- _Required action A_: In the post about grabbing rigidbodies, what does the script save when an object is grabbed, and where does it save it?
- _Required action B_: Using the post about grabbing rigidbodies, explain why grabbing an object pulls its base to the initial position instead of the point that was grabbed.
- _Required action C_: Decide whether each statement agrees with the post about grabbing rigidbodies, answering yes or no and quoting the words that decide it: (i) The writer knows exactly how Frictional Games achieved its holding method. (ii) A CoRoutine interpolates the rotation of the held object. (iii) The writer does not have access to the RaycastHit.

- _Text passage_:

*** Begin section ***

So I’m re-creating Amnesia, simply for educational purposes, the only reason I am mentioning this is because of the physics. I don’t know how Frictional Games did it exactly, but they achieved a really good looking method of “holding” rigidbodies and having them still collide with others, while being able to rotate and adjust distance at the same time.
What I’ve made works pretty much the same - When you grab an object, the script saves the initial position and rotation onto 2 other game objects, and a CoRoutine then interpolates the rotation. This lets me smoothly rotate and move the object. In the CoRoutine (while holding), I am calculating a vector that points towards the initial grab point and is scaled by the distance of the two, making it float nicely to the center while still being pushed away/pushing other objects. The concept is very simple:
//phys_dragger_pos is the initial position - drag_reference is the held rigidbody
Vector3 vel = ((phys_dragger_pos.position - drag_reference.transform.position).normalized);
drag_reference.rigidbody.AddForce((vel * (Vector3.Distance(phys_dragger_pos.position, drag_reference.transform.position))), ForceMode.Impulse);
But when I grab an object, since I am just adding it to the rigidbody, it’s adding the force to the root objects position. So instead of it not moving until I drag it, it brings the base of the object to the initial position. I have tried calculating an offset vector to add to the AddForce function but I’m not very good at math. I have access to the RaycastHit and all information for every object involved. How would I go about adding a position offset to the AddForce function so that it brings the very point I grabbed to the initial position I saved?
Here’s a .gif to show what I mean about the base position:
The pink thing is just the rotation reference that it interpolates to.

*** End section ***

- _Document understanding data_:
*** Begin section ***

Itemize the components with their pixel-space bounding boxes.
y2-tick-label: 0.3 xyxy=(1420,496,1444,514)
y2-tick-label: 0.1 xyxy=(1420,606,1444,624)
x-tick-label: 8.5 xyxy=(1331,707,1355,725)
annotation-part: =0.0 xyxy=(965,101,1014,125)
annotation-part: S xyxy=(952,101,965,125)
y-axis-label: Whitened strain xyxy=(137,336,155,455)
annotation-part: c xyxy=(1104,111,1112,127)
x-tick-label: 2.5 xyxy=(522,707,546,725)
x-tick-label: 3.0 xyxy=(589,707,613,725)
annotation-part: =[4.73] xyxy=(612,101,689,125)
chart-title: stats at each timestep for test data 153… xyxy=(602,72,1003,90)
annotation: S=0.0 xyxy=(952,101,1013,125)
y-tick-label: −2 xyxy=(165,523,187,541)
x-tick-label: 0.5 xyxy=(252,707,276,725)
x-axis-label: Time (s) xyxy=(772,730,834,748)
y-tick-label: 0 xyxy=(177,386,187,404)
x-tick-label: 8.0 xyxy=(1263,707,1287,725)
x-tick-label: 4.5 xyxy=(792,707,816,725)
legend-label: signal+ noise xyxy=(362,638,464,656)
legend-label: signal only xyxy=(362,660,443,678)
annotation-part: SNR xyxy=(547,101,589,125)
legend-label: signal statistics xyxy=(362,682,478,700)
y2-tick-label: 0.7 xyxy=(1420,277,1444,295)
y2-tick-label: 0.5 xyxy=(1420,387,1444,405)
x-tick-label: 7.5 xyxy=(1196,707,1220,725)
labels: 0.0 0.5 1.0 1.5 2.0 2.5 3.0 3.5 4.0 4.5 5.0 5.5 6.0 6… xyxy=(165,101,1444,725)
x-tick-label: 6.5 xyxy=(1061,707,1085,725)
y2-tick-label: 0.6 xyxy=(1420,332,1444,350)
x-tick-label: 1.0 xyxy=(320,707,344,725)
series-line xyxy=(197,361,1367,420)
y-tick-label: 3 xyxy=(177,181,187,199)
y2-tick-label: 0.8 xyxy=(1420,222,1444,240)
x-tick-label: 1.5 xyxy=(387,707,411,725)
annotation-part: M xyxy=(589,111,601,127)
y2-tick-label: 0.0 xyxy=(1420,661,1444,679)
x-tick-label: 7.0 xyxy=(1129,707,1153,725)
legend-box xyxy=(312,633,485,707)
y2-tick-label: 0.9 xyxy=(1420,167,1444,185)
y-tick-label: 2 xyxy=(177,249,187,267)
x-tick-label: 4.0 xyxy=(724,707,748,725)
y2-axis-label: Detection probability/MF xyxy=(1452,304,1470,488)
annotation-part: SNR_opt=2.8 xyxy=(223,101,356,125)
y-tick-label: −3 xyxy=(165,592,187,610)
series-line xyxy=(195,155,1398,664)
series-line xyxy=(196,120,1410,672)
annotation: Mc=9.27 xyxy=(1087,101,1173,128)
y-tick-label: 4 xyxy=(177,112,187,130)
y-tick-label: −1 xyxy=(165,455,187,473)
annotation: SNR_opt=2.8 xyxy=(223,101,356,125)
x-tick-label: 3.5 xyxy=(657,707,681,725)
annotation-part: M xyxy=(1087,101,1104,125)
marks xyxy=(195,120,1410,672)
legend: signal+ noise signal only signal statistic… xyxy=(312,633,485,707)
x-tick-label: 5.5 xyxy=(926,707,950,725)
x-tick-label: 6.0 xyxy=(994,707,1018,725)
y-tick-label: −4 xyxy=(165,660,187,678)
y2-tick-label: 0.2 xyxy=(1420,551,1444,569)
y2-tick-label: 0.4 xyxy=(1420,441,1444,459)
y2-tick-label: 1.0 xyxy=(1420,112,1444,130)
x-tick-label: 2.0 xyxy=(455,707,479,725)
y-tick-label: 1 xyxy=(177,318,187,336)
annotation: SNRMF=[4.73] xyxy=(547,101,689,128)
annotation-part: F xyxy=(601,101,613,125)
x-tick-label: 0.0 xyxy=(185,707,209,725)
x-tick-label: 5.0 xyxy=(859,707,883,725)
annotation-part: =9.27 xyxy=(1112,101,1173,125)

*** End section ***

- _Exercise solution A_: It saves the initial position and rotation onto two other game objects.

- _Exercise solution B_: The force is added to the rigidbody as a whole, so it acts on the root object's position. Because of this, the base of the object is brought to the initial position instead of the grabbed point.

- _Exercise solution C_:
(i) No: "I don’t know how Frictional Games did it exactly"
(ii) Yes: "a CoRoutine then interpolates the rotation"
(iii) No: "I have access to the RaycastHit and all information for every object involved"